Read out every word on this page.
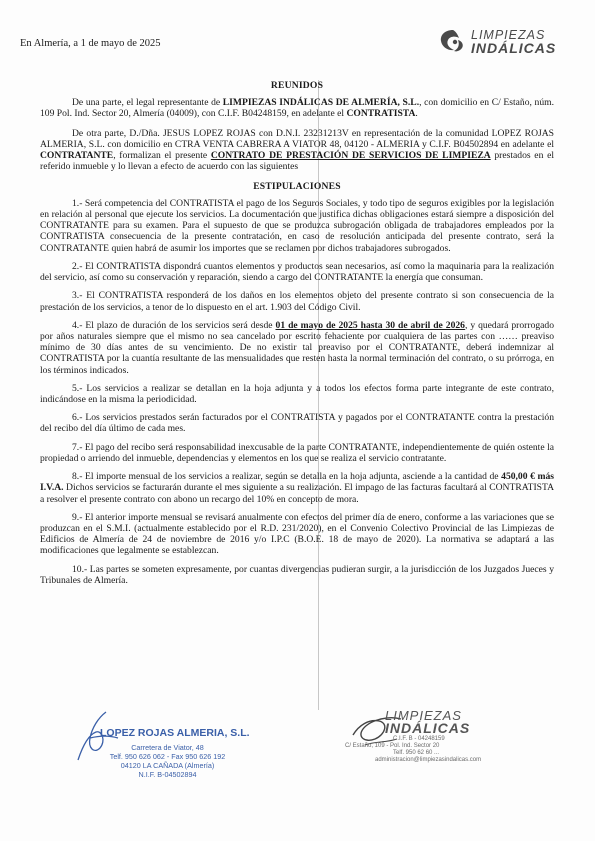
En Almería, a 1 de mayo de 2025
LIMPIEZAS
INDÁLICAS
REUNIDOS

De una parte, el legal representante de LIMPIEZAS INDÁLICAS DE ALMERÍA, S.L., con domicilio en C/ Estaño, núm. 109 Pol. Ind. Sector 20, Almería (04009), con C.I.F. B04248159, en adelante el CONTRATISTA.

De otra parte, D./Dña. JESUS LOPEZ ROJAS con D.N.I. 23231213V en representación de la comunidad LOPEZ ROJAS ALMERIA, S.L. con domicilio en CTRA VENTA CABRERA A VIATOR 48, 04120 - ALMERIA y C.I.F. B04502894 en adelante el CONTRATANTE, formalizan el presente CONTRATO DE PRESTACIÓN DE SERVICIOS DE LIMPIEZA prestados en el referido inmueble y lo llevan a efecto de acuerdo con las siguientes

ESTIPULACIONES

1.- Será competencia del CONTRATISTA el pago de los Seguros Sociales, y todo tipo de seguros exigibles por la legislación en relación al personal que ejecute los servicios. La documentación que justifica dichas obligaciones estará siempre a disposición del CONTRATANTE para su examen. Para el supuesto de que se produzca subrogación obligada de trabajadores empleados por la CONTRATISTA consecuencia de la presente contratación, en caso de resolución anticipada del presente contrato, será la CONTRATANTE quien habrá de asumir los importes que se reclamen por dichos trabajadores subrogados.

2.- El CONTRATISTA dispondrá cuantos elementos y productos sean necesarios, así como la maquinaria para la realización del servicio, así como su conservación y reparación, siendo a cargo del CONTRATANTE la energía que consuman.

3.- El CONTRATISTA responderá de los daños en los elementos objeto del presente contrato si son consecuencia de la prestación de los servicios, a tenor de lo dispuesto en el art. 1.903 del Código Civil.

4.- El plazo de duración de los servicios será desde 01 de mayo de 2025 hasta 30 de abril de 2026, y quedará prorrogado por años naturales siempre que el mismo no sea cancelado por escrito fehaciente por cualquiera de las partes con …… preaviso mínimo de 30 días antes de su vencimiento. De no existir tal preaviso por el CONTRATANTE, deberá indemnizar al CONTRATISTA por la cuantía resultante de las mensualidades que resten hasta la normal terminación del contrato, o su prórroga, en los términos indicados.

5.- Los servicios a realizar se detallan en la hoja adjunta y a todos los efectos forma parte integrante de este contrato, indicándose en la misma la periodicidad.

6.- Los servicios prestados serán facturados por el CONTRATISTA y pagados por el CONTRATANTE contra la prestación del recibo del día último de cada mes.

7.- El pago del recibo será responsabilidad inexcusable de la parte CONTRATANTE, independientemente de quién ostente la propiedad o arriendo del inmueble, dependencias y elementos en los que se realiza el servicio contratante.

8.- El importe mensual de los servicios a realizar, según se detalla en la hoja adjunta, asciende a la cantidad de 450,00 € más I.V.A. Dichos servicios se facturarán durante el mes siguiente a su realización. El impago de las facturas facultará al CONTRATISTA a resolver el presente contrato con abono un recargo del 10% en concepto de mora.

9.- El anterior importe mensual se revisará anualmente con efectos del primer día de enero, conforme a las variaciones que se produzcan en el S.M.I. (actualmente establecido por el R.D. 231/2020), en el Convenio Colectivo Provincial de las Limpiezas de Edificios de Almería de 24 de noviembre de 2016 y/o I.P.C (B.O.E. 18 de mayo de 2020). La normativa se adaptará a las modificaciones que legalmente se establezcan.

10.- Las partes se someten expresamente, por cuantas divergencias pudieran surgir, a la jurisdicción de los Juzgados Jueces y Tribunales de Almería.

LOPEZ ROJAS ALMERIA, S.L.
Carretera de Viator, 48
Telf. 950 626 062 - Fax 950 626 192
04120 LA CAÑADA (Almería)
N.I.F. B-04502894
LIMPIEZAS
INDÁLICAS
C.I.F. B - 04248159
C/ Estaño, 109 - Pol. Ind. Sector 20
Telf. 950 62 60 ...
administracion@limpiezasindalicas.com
....
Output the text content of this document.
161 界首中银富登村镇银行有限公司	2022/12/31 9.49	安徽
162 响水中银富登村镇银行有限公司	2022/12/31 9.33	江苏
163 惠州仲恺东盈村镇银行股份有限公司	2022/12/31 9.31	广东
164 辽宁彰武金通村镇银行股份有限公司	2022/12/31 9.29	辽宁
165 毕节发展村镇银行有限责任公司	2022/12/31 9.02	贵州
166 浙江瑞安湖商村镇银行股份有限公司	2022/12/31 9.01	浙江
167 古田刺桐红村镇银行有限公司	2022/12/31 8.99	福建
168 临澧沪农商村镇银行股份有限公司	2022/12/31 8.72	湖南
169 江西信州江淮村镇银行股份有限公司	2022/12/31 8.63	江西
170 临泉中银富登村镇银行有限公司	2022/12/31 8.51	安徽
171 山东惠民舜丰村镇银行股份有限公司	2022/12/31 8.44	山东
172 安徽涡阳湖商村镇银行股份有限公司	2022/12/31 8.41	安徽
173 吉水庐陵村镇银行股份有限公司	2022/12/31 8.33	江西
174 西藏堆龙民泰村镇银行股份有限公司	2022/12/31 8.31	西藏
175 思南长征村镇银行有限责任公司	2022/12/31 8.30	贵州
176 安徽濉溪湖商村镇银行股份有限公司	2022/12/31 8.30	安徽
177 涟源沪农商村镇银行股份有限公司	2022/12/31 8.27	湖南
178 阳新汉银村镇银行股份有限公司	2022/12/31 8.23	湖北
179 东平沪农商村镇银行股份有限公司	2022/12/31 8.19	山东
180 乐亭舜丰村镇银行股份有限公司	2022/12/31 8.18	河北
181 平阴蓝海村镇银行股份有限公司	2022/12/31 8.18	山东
....
What the task asks -
Of the lines in the listing above, how many hold the string "Telf"? Reply with the number only.

Written answer -
2